=== DATA FOR THIS EXERCISE ===

* Start *

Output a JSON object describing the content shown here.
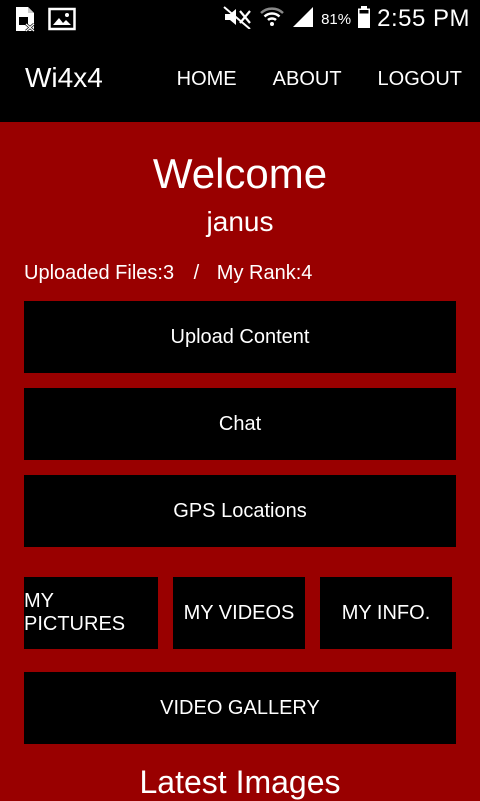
{
  "statusbar": {
    "battery_percent": "81%",
    "time": "2:55 PM"
  },
  "appbar": {
    "brand": "Wi4x4",
    "nav": {
      "home": "HOME",
      "about": "ABOUT",
      "logout": "LOGOUT"
    }
  },
  "main": {
    "welcome": "Welcome",
    "username": "janus",
    "uploaded_files": "Uploaded Files:3",
    "separator": "/",
    "my_rank": "My Rank:4",
    "buttons": {
      "upload_content": "Upload Content",
      "chat": "Chat",
      "gps_locations": "GPS Locations",
      "my_pictures": "MY PICTURES",
      "my_videos": "MY VIDEOS",
      "my_info": "MY INFO.",
      "video_gallery": "VIDEO GALLERY"
    },
    "latest_images": "Latest Images"
  },
  "colors": {
    "background": "#990000",
    "bars": "#000000",
    "text": "#ffffff"
  }
}
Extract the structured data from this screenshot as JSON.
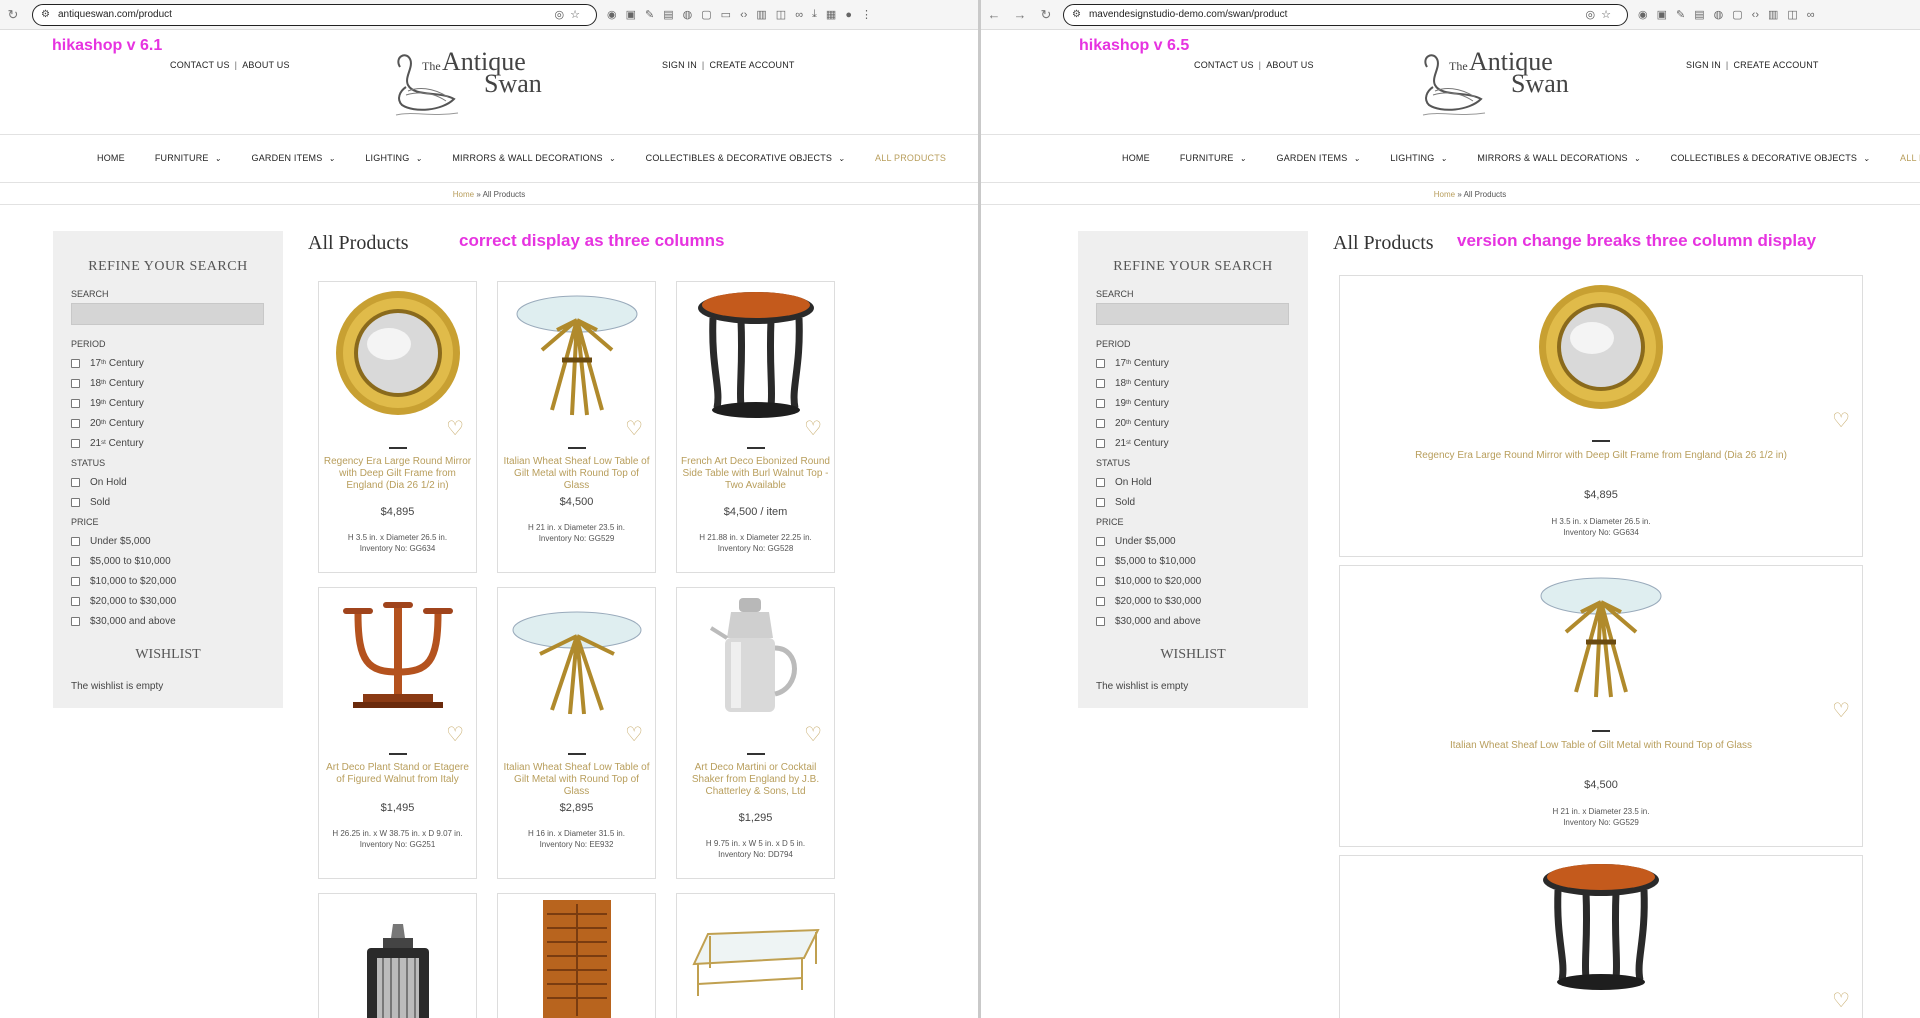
{
  "left": {
    "url": "antiqueswan.com/product",
    "version": "hikashop v 6.1",
    "note": "correct display as three columns"
  },
  "right": {
    "url": "mavendesignstudio-demo.com/swan/product",
    "version": "hikashop v 6.5",
    "note": "version change breaks three column display"
  },
  "header": {
    "contact": "CONTACT US",
    "about": "ABOUT US",
    "sign_in": "SIGN IN",
    "create_account": "CREATE ACCOUNT",
    "logo_the": "The",
    "logo_antique": "Antique",
    "logo_swan": "Swan"
  },
  "nav": {
    "home": "HOME",
    "furniture": "FURNITURE",
    "garden": "GARDEN ITEMS",
    "lighting": "LIGHTING",
    "mirrors": "MIRRORS & WALL DECORATIONS",
    "collectibles": "COLLECTIBLES & DECORATIVE OBJECTS",
    "all": "ALL PRODUCTS"
  },
  "breadcrumb": {
    "home": "Home",
    "sep": "»",
    "current": "All Products"
  },
  "page_title": "All Products",
  "sidebar": {
    "title": "REFINE YOUR SEARCH",
    "search_label": "SEARCH",
    "period_label": "PERIOD",
    "periods": [
      {
        "num": "17",
        "sup": "th",
        "word": "Century"
      },
      {
        "num": "18",
        "sup": "th",
        "word": "Century"
      },
      {
        "num": "19",
        "sup": "th",
        "word": "Century"
      },
      {
        "num": "20",
        "sup": "th",
        "word": "Century"
      },
      {
        "num": "21",
        "sup": "st",
        "word": "Century"
      }
    ],
    "status_label": "STATUS",
    "statuses": [
      "On Hold",
      "Sold"
    ],
    "price_label": "PRICE",
    "prices": [
      "Under $5,000",
      "$5,000 to $10,000",
      "$10,000 to $20,000",
      "$20,000 to $30,000",
      "$30,000 and above"
    ],
    "wishlist_title": "WISHLIST",
    "wishlist_empty": "The wishlist is empty"
  },
  "products": [
    {
      "name": "Regency Era Large Round Mirror with Deep Gilt Frame from England (Dia 26 1/2 in)",
      "price": "$4,895",
      "dims": "H 3.5 in. x Diameter 26.5 in.",
      "inv": "Inventory No: GG634"
    },
    {
      "name": "Italian Wheat Sheaf Low Table of Gilt Metal with Round Top of Glass",
      "price": "$4,500",
      "dims": "H 21 in. x Diameter 23.5 in.",
      "inv": "Inventory No: GG529"
    },
    {
      "name": "French Art Deco Ebonized Round Side Table with Burl Walnut Top - Two Available",
      "price": "$4,500 / item",
      "dims": "H 21.88 in. x Diameter 22.25 in.",
      "inv": "Inventory No: GG528"
    },
    {
      "name": "Art Deco Plant Stand or Etagere of Figured Walnut from Italy",
      "price": "$1,495",
      "dims": "H 26.25 in. x W 38.75 in. x D 9.07 in.",
      "inv": "Inventory No: GG251"
    },
    {
      "name": "Italian Wheat Sheaf Low Table of Gilt Metal with Round Top of Glass",
      "price": "$2,895",
      "dims": "H 16 in. x Diameter 31.5 in.",
      "inv": "Inventory No: EE932"
    },
    {
      "name": "Art Deco Martini or Cocktail Shaker from England by J.B. Chatterley & Sons, Ltd",
      "price": "$1,295",
      "dims": "H 9.75 in. x W 5 in. x D 5 in.",
      "inv": "Inventory No: DD794"
    }
  ]
}
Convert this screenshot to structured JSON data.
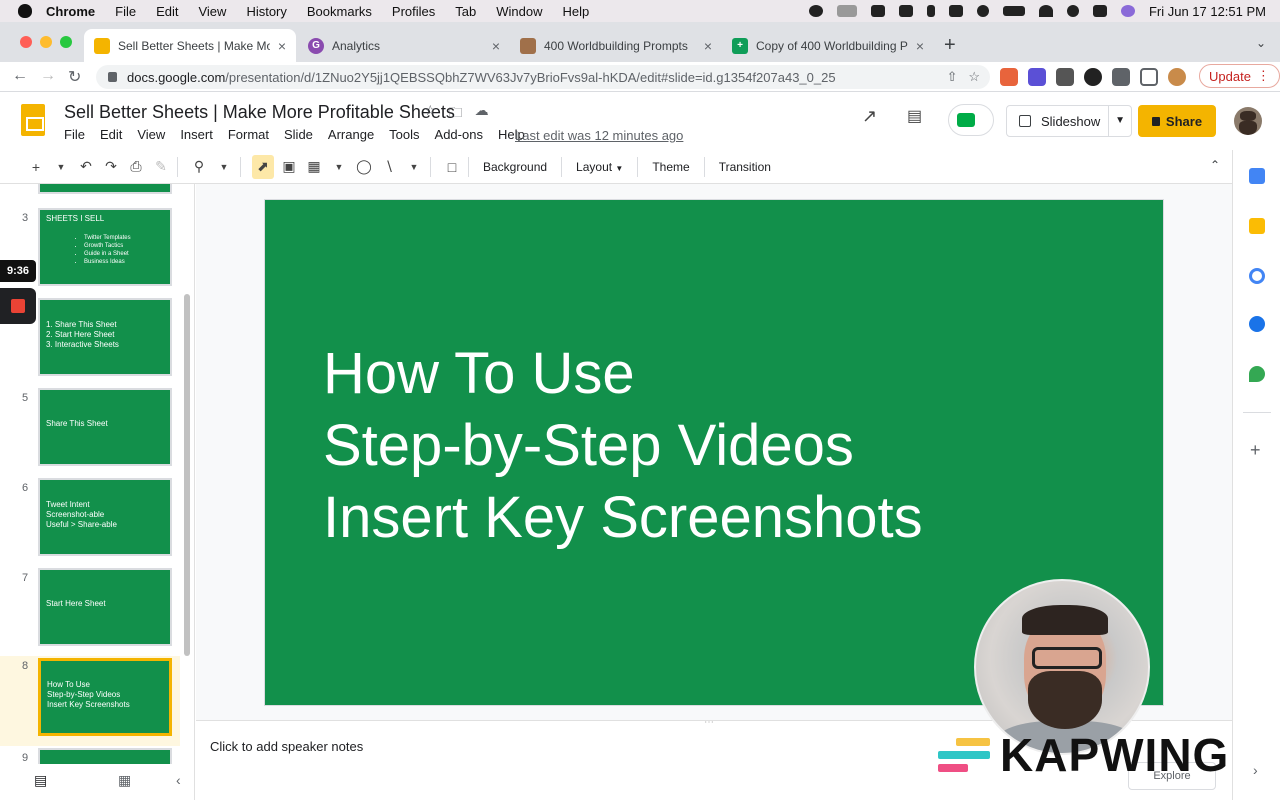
{
  "menubar": {
    "app": "Chrome",
    "items": [
      "File",
      "Edit",
      "View",
      "History",
      "Bookmarks",
      "Profiles",
      "Tab",
      "Window",
      "Help"
    ],
    "datetime": "Fri Jun 17  12:51 PM"
  },
  "tabs": [
    {
      "title": "Sell Better Sheets | Make More",
      "favicon": "slides-icon",
      "active": true
    },
    {
      "title": "Analytics",
      "favicon": "analytics-icon",
      "active": false
    },
    {
      "title": "400 Worldbuilding Prompts",
      "favicon": "avatar-icon",
      "active": false
    },
    {
      "title": "Copy of 400 Worldbuilding Pro",
      "favicon": "sheets-icon",
      "active": false
    }
  ],
  "address": {
    "host": "docs.google.com",
    "path": "/presentation/d/1ZNuo2Y5jj1QEBSSQbhZ7WV63Jv7yBrioFvs9al-hKDA/edit#slide=id.g1354f207a43_0_25",
    "update_label": "Update"
  },
  "doc": {
    "title": "Sell Better Sheets | Make More Profitable Sheets",
    "menu": [
      "File",
      "Edit",
      "View",
      "Insert",
      "Format",
      "Slide",
      "Arrange",
      "Tools",
      "Add-ons",
      "Help"
    ],
    "last_edit": "Last edit was 12 minutes ago",
    "slideshow_label": "Slideshow",
    "share_label": "Share"
  },
  "toolbar": {
    "background": "Background",
    "layout": "Layout",
    "theme": "Theme",
    "transition": "Transition"
  },
  "filmstrip": {
    "timer": "9:36",
    "slides": [
      {
        "num": "3",
        "title": "SHEETS I SELL",
        "bullets": [
          "Twitter Templates",
          "Growth Tactics",
          "Guide in a Sheet",
          "Business Ideas"
        ]
      },
      {
        "num": "",
        "lines": [
          "1.  Share This Sheet",
          "2.  Start Here Sheet",
          "3.  Interactive Sheets"
        ]
      },
      {
        "num": "5",
        "lines": [
          "Share This Sheet"
        ]
      },
      {
        "num": "6",
        "lines": [
          "Tweet Intent",
          "Screenshot-able",
          "Useful > Share-able"
        ]
      },
      {
        "num": "7",
        "lines": [
          "Start Here Sheet"
        ]
      },
      {
        "num": "8",
        "lines": [
          "How To Use",
          "Step-by-Step Videos",
          "Insert Key Screenshots"
        ],
        "active": true
      },
      {
        "num": "9",
        "lines": []
      }
    ]
  },
  "slide": {
    "lines": [
      "How To Use",
      "Step-by-Step Videos",
      "Insert Key Screenshots"
    ],
    "bg_color": "#12904b"
  },
  "notes": {
    "placeholder": "Click to add speaker notes"
  },
  "explore_label": "Explore",
  "watermark": "KAPWING",
  "colors": {
    "slide_green": "#12904b",
    "share_yellow": "#f4b400",
    "accent_active": "#f4b400"
  }
}
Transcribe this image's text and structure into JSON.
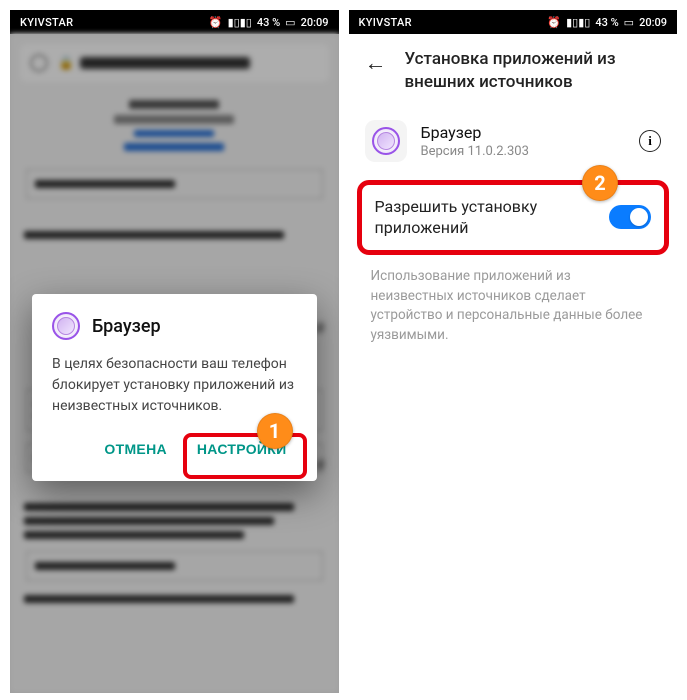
{
  "status_bar": {
    "carrier": "KYIVSTAR",
    "alarm_icon": "⏰",
    "vib_icon": "▮▯▮▯",
    "battery_text": "43 %",
    "battery_icon": "▭",
    "time": "20:09"
  },
  "left": {
    "dialog": {
      "app_name": "Браузер",
      "message": "В целях безопасности ваш телефон блокирует установку приложений из неизвестных источников.",
      "cancel": "ОТМЕНА",
      "settings": "НАСТРОЙКИ"
    },
    "step_number": "1"
  },
  "right": {
    "header_title": "Установка приложений из внешних источников",
    "app": {
      "name": "Браузер",
      "version": "Версия 11.0.2.303"
    },
    "toggle": {
      "label": "Разрешить установку приложений",
      "state": "on"
    },
    "warning": "Использование приложений из неизвестных источников сделает устройство и персональные данные более уязвимыми.",
    "step_number": "2"
  }
}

* End *

=== DIRECTIONS ===
Scan the lines for the string "JSON". Pick out every line that has it.

=== WRITTEN RESPONSE ===
Output a JSON object describing the content shown here.
Extract the structured data from this screenshot as JSON.
Convert this screenshot to structured JSON data.
Transcribe this image's text and structure into JSON.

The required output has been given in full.